BEGIN MATERIAL SHOWN

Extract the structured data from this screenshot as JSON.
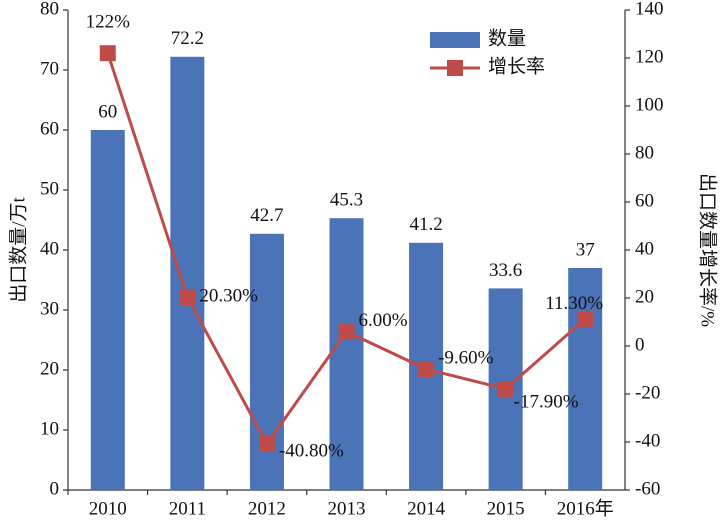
{
  "chart_data": {
    "type": "bar-line",
    "categories": [
      "2010",
      "2011",
      "2012",
      "2013",
      "2014",
      "2015",
      "2016年"
    ],
    "ylabel": "出口数量/万t",
    "y2label": "出口数量增长率/%",
    "ylim": [
      0,
      80
    ],
    "yticks": [
      0,
      10,
      20,
      30,
      40,
      50,
      60,
      70,
      80
    ],
    "y2lim": [
      -60,
      140
    ],
    "y2ticks": [
      -60,
      -40,
      -20,
      0,
      20,
      40,
      60,
      80,
      100,
      120,
      140
    ],
    "legend": "top-right",
    "series": [
      {
        "name": "数量",
        "color": "#4a73b8",
        "values": [
          60,
          72.2,
          42.7,
          45.3,
          41.2,
          33.6,
          37
        ]
      },
      {
        "name": "增长率",
        "color": "#be4b48",
        "axis": "y2",
        "values": [
          122,
          20.3,
          -40.8,
          6,
          -9.6,
          -17.9,
          11.3
        ],
        "value_labels": [
          "122%",
          "20.30%",
          "-40.80%",
          "6.00%",
          "-9.60%",
          "-17.90%",
          "11.30%"
        ]
      }
    ]
  }
}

END MATERIAL SHOWN

**EXERCISE REQUIREMENTS:** Transcribe each entry above exactly, apart from the pictures.

**FINAL RESULT:**
Extract the structured data from this screenshot as JSON.
{
  "chart_data": {
    "type": "bar-line",
    "categories": [
      "2010",
      "2011",
      "2012",
      "2013",
      "2014",
      "2015",
      "2016年"
    ],
    "ylabel": "出口数量/万t",
    "y2label": "出口数量增长率/%",
    "ylim": [
      0,
      80
    ],
    "yticks": [
      0,
      10,
      20,
      30,
      40,
      50,
      60,
      70,
      80
    ],
    "y2lim": [
      -60,
      140
    ],
    "y2ticks": [
      -60,
      -40,
      -20,
      0,
      20,
      40,
      60,
      80,
      100,
      120,
      140
    ],
    "legend": "top-right",
    "series": [
      {
        "name": "数量",
        "color": "#4a73b8",
        "values": [
          60,
          72.2,
          42.7,
          45.3,
          41.2,
          33.6,
          37
        ]
      },
      {
        "name": "增长率",
        "color": "#be4b48",
        "axis": "y2",
        "values": [
          122,
          20.3,
          -40.8,
          6,
          -9.6,
          -17.9,
          11.3
        ],
        "value_labels": [
          "122%",
          "20.30%",
          "-40.80%",
          "6.00%",
          "-9.60%",
          "-17.90%",
          "11.30%"
        ]
      }
    ]
  }
}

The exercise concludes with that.